» **Work to complete**:
Say how many lines include the word "your". Reply with nothing but the number.

» **Source records**:
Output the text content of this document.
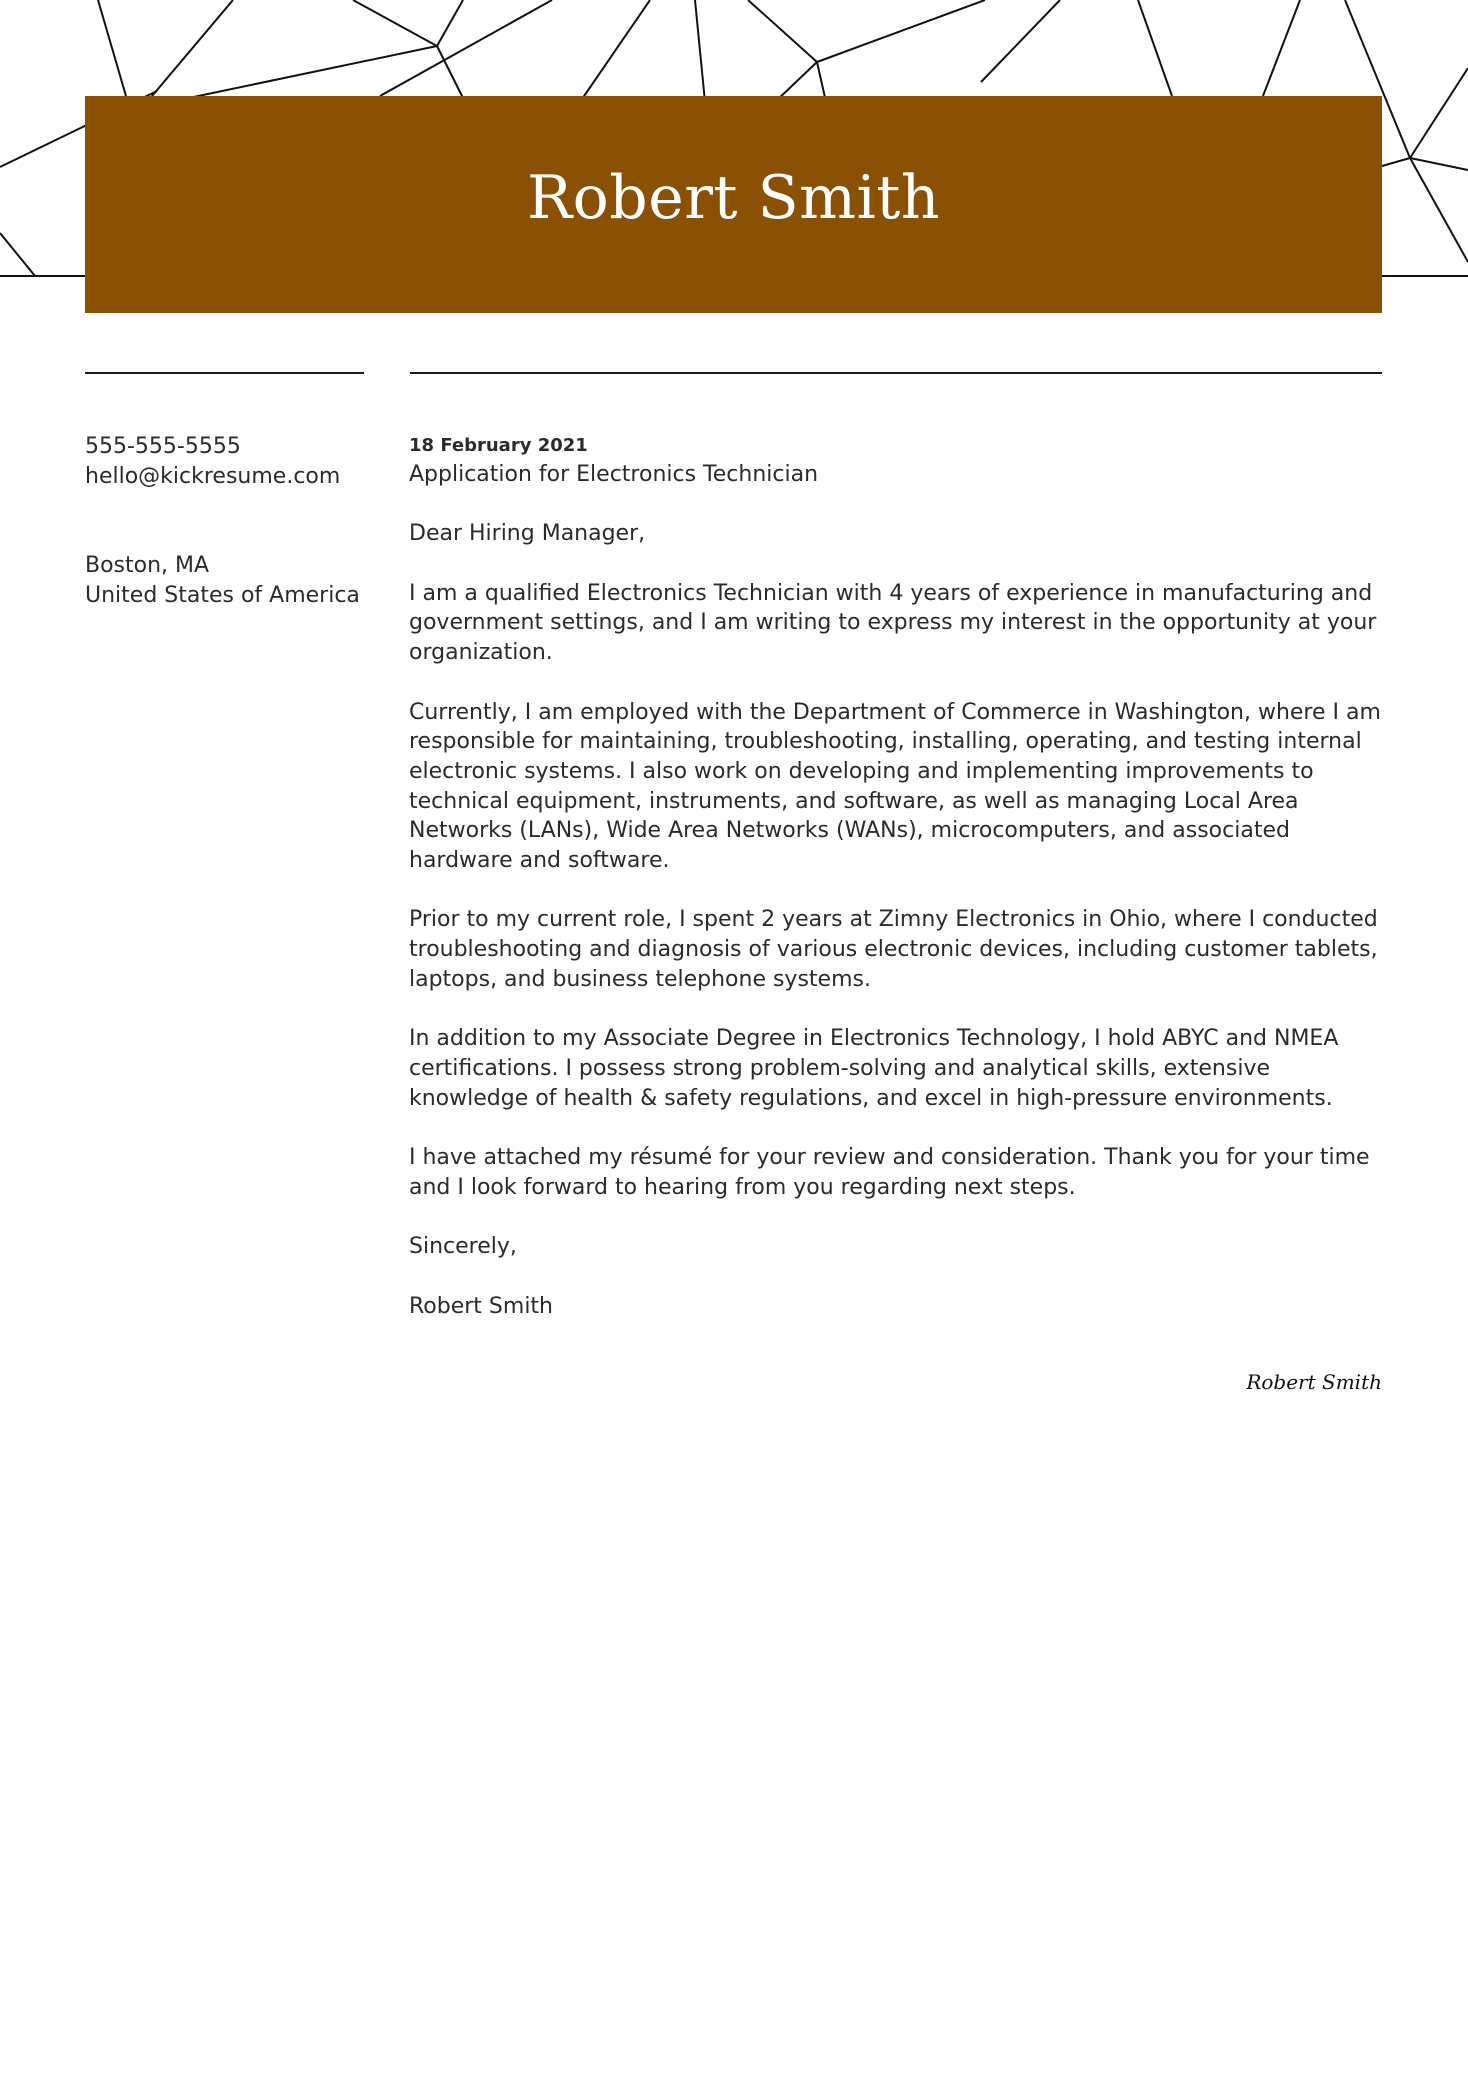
Robert Smith
555-555-5555
hello@kickresume.com
Boston, MA
United States of America
18 February 2021
Application for Electronics Technician

Dear Hiring Manager,

I am a qualified Electronics Technician with 4 years of experience in manufacturing and government settings, and I am writing to express my interest in the opportunity at your organization.

Currently, I am employed with the Department of Commerce in Washington, where I am responsible for maintaining, troubleshooting, installing, operating, and testing internal electronic systems. I also work on developing and implementing improvements to technical equipment, instruments, and software, as well as managing Local Area Networks (LANs), Wide Area Networks (WANs), microcomputers, and associated hardware and software.

Prior to my current role, I spent 2 years at Zimny Electronics in Ohio, where I conducted troubleshooting and diagnosis of various electronic devices, including customer tablets, laptops, and business telephone systems.

In addition to my Associate Degree in Electronics Technology, I hold ABYC and NMEA certifications. I possess strong problem-solving and analytical skills, extensive knowledge of health & safety regulations, and excel in high-pressure environments.

I have attached my résumé for your review and consideration. Thank you for your time and I look forward to hearing from you regarding next steps.

Sincerely,

Robert Smith

Robert Smith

» **Written answer**:
2